Entries provided:
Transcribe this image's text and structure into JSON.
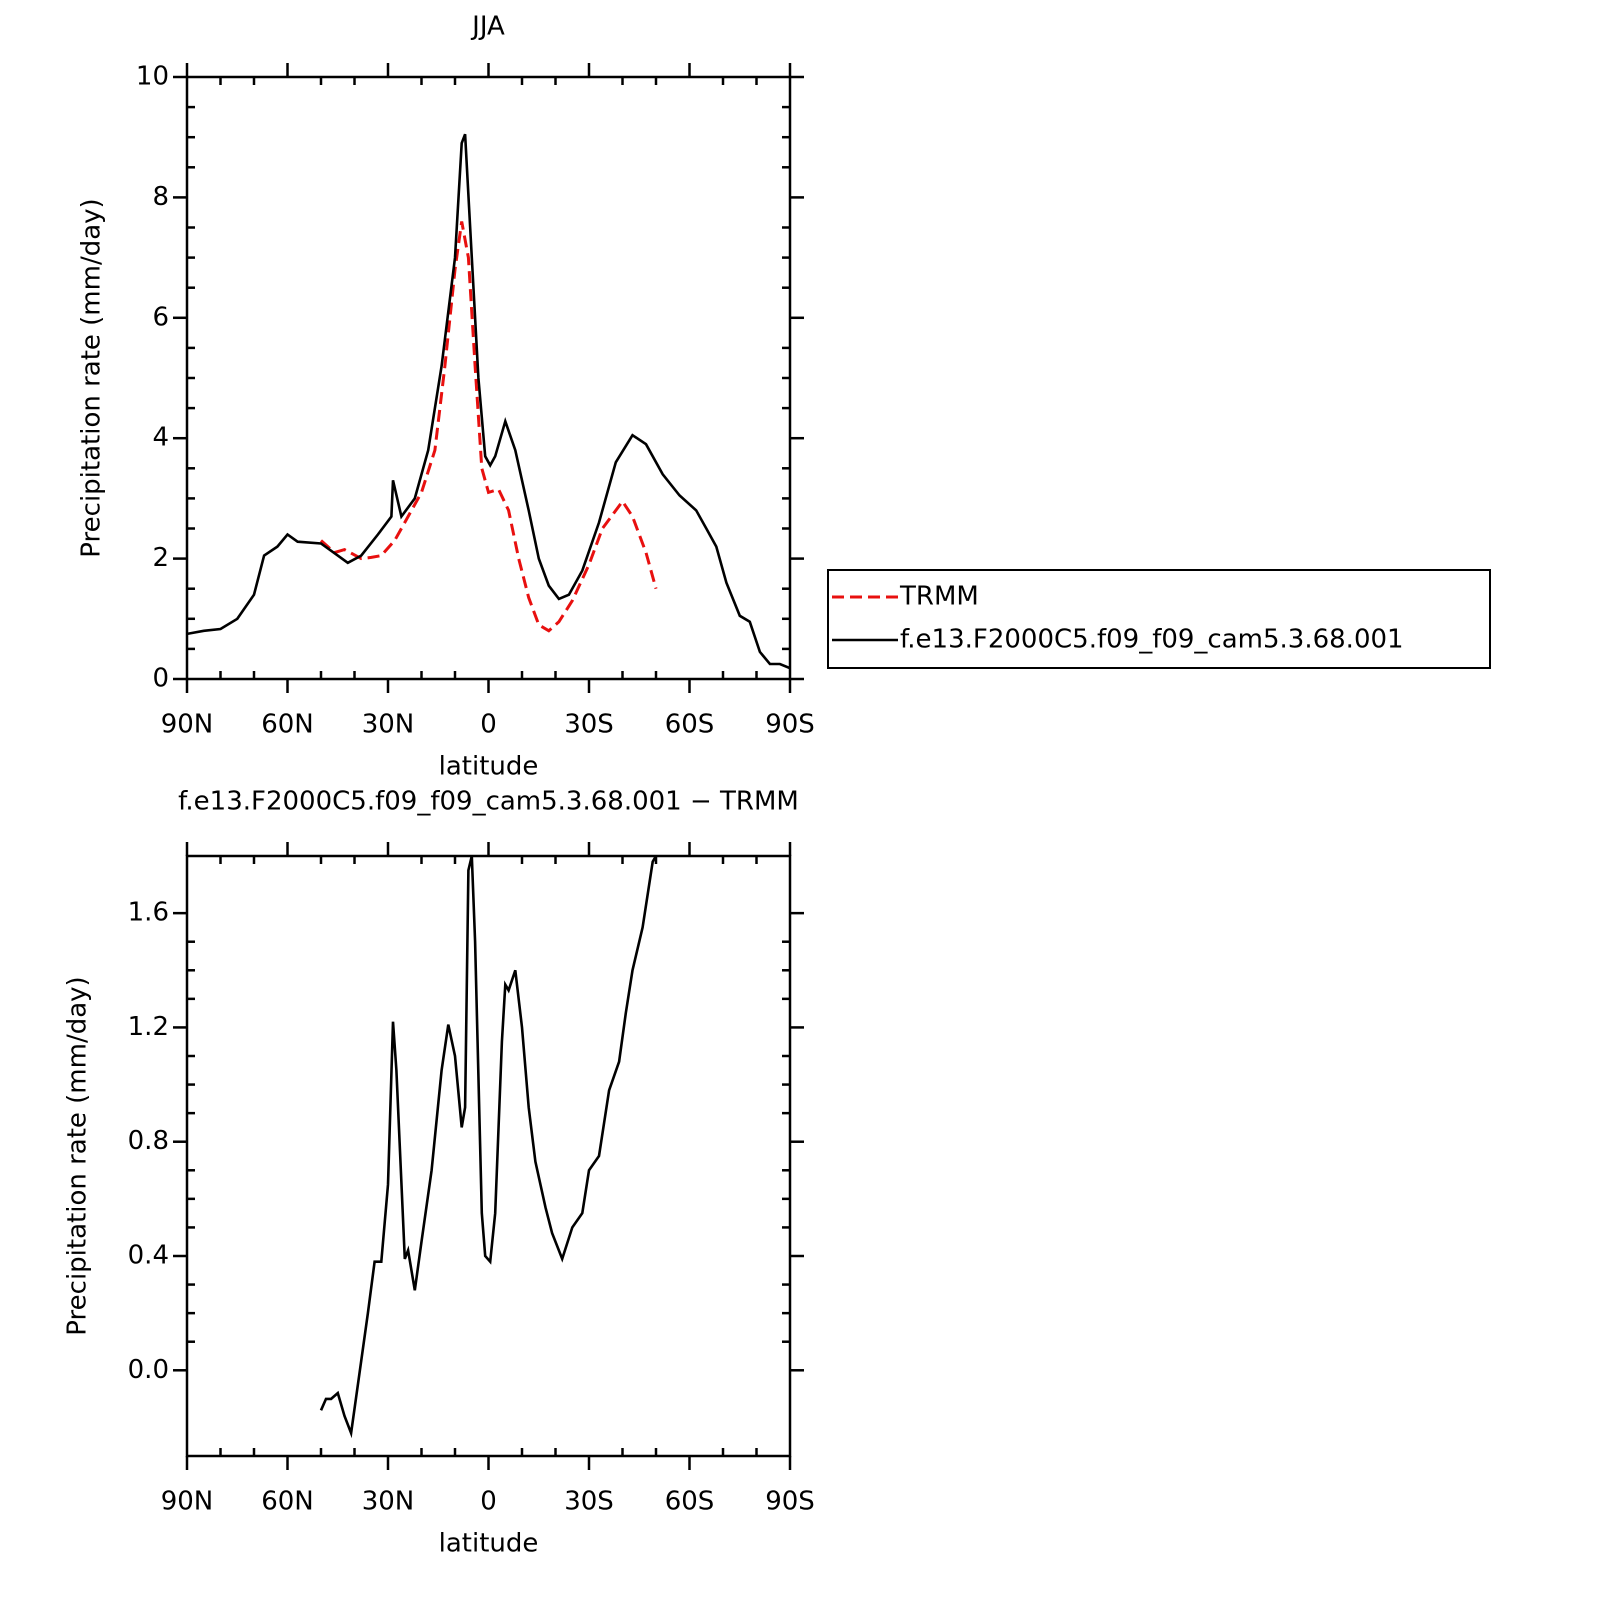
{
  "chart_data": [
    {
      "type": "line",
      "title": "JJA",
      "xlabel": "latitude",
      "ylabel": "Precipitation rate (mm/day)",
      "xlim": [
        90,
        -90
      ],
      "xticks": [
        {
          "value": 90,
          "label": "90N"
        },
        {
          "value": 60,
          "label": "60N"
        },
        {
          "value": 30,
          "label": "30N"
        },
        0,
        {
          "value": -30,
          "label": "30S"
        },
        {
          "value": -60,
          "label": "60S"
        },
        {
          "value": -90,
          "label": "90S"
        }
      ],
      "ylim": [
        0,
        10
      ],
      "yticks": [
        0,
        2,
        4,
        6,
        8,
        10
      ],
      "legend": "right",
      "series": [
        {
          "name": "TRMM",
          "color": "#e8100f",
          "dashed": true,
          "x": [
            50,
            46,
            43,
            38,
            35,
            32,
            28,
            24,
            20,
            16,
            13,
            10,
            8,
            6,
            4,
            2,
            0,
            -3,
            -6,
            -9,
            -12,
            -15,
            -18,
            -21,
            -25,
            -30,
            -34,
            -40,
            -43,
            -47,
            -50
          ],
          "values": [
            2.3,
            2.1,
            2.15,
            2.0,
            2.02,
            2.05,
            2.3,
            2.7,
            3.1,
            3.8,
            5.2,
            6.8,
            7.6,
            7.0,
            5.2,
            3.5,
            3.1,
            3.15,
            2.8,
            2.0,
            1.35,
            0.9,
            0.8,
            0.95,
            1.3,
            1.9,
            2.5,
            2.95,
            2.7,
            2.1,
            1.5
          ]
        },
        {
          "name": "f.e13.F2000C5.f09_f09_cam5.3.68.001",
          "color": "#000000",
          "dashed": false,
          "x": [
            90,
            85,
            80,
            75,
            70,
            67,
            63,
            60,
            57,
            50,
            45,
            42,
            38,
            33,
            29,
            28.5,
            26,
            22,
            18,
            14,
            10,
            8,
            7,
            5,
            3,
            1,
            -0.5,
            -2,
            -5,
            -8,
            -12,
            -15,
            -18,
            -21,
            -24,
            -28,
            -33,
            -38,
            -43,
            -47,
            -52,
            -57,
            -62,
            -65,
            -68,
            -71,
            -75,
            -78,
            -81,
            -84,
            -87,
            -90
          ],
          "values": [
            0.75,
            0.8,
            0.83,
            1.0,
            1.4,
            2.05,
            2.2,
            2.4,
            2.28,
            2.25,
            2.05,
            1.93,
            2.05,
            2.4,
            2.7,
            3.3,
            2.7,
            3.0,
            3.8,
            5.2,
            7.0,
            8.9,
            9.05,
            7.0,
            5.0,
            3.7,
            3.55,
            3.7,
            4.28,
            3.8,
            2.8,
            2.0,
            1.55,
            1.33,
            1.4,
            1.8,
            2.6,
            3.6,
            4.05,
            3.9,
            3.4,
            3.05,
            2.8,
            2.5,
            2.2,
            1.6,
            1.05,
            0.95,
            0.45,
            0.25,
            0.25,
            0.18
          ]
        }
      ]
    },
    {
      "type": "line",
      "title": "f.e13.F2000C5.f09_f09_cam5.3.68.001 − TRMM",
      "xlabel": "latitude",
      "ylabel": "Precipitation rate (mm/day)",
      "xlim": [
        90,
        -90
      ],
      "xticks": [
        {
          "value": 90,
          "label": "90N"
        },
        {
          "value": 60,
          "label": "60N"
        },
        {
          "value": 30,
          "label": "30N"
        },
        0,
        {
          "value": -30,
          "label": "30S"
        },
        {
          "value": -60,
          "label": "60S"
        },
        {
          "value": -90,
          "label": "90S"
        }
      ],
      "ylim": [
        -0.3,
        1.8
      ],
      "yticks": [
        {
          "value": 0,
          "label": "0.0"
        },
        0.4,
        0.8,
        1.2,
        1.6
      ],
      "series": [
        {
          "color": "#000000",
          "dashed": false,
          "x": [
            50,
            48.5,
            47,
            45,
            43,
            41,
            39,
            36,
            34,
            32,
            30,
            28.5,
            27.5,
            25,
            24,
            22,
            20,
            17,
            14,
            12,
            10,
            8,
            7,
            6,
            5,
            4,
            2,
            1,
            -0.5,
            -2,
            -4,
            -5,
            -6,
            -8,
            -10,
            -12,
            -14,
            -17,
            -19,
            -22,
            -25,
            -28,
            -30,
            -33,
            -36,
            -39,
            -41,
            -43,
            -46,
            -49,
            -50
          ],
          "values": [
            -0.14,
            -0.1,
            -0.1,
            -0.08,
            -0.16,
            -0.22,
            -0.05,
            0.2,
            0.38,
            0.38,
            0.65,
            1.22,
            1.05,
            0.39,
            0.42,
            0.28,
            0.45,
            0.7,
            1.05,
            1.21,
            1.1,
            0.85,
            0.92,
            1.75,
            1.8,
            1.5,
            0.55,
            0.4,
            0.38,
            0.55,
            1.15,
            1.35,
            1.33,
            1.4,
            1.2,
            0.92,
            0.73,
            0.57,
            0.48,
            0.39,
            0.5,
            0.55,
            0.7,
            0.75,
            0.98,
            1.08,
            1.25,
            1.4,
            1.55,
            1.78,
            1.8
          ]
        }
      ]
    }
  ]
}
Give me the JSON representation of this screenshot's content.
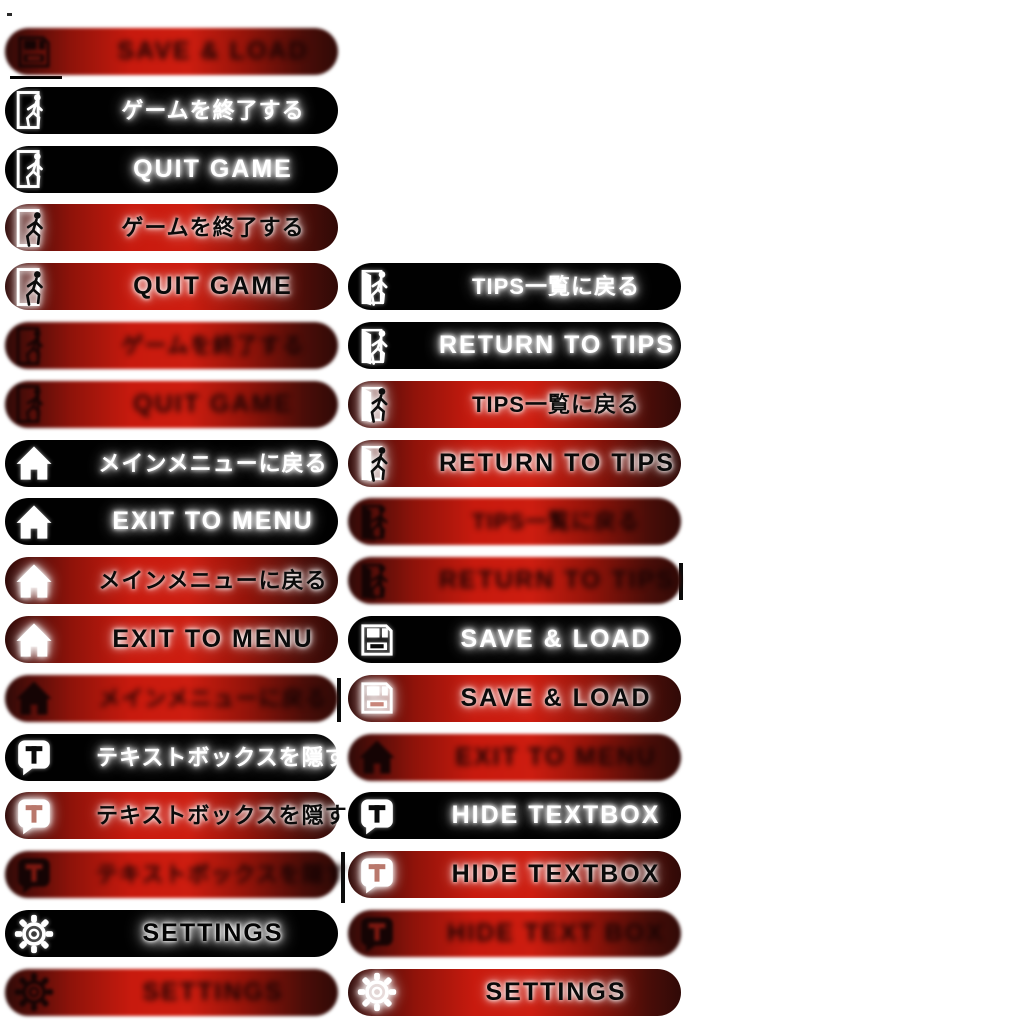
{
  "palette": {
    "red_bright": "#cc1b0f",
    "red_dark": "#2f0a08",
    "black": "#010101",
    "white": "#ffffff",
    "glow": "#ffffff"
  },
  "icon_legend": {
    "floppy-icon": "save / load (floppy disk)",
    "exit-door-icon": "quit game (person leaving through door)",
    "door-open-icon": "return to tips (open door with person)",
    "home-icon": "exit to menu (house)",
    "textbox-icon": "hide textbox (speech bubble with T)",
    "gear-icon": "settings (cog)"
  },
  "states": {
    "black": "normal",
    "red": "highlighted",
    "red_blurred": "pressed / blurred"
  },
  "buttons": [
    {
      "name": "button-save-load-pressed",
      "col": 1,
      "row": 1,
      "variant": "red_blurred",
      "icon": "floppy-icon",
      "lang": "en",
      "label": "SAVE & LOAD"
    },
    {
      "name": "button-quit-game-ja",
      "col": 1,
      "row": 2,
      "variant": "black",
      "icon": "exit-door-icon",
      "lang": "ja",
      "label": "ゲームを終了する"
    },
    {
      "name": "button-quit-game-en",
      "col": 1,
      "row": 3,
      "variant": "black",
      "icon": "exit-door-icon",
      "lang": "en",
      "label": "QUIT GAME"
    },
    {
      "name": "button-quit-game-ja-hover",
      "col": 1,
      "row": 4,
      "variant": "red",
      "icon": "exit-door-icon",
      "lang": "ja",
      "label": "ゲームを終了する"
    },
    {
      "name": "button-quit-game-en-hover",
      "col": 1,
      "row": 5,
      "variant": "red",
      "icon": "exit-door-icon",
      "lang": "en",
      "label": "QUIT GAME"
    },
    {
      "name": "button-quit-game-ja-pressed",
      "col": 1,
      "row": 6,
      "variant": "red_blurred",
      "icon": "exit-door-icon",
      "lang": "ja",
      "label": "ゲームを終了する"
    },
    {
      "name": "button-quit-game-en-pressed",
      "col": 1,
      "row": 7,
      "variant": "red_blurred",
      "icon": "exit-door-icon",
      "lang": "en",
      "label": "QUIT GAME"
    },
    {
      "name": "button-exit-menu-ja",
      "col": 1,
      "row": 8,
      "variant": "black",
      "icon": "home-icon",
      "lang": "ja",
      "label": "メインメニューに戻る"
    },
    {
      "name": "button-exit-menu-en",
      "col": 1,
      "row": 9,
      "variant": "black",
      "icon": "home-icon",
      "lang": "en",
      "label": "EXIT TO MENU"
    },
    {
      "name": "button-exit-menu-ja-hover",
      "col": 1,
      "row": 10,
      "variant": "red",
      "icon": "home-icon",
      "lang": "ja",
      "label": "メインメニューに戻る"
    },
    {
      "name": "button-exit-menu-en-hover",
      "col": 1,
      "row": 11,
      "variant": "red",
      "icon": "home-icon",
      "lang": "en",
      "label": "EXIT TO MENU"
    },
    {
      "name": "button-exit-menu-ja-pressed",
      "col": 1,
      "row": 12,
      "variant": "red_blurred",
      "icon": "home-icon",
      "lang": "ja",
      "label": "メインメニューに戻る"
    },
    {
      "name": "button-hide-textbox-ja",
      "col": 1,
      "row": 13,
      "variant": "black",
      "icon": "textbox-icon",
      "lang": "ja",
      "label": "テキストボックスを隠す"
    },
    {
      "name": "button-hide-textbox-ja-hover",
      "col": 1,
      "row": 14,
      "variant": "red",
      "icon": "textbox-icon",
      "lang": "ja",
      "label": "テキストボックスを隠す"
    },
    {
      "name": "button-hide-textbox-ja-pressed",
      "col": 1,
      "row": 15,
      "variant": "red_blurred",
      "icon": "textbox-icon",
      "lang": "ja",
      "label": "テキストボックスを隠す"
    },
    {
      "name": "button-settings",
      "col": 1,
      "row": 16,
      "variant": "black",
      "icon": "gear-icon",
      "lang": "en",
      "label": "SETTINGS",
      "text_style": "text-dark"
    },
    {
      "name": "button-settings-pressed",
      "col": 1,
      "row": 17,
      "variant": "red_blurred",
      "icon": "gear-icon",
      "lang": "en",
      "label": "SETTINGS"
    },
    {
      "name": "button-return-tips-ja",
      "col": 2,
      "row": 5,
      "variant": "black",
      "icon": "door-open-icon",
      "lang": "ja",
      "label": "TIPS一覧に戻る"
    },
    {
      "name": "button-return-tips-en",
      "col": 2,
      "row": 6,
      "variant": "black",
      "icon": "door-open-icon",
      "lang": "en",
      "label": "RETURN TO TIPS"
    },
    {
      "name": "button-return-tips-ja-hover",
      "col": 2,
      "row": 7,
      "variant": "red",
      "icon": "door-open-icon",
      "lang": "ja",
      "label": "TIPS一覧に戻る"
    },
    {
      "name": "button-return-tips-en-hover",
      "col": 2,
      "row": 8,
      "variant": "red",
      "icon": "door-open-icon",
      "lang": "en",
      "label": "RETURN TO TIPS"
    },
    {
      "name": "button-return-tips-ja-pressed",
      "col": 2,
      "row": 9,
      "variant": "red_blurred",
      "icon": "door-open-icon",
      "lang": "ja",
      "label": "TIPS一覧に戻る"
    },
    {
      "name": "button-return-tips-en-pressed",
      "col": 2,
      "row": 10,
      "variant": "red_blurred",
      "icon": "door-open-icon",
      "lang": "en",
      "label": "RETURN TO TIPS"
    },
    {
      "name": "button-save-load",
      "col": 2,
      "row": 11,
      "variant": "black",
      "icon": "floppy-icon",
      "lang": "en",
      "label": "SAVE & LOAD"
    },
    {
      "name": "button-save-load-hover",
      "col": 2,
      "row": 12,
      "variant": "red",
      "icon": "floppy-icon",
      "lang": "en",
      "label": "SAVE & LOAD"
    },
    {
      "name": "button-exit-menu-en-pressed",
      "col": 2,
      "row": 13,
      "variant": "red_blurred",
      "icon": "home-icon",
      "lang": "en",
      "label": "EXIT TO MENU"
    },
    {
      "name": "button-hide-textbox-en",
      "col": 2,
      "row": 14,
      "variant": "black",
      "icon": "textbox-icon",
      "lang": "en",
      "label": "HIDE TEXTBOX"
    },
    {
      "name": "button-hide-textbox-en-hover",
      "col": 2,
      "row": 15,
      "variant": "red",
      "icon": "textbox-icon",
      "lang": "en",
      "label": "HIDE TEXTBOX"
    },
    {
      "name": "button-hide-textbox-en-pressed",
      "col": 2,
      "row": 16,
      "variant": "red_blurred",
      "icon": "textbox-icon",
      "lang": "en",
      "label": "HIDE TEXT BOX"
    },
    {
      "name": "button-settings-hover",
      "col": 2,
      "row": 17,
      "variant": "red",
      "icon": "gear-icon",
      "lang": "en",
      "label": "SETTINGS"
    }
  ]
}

Exercise aim: Check each line above for "this" and return the ones that have it.

Task result:
Transcribe this image's text and structure into JSON.
Give me the JSON representation of this screenshot's content.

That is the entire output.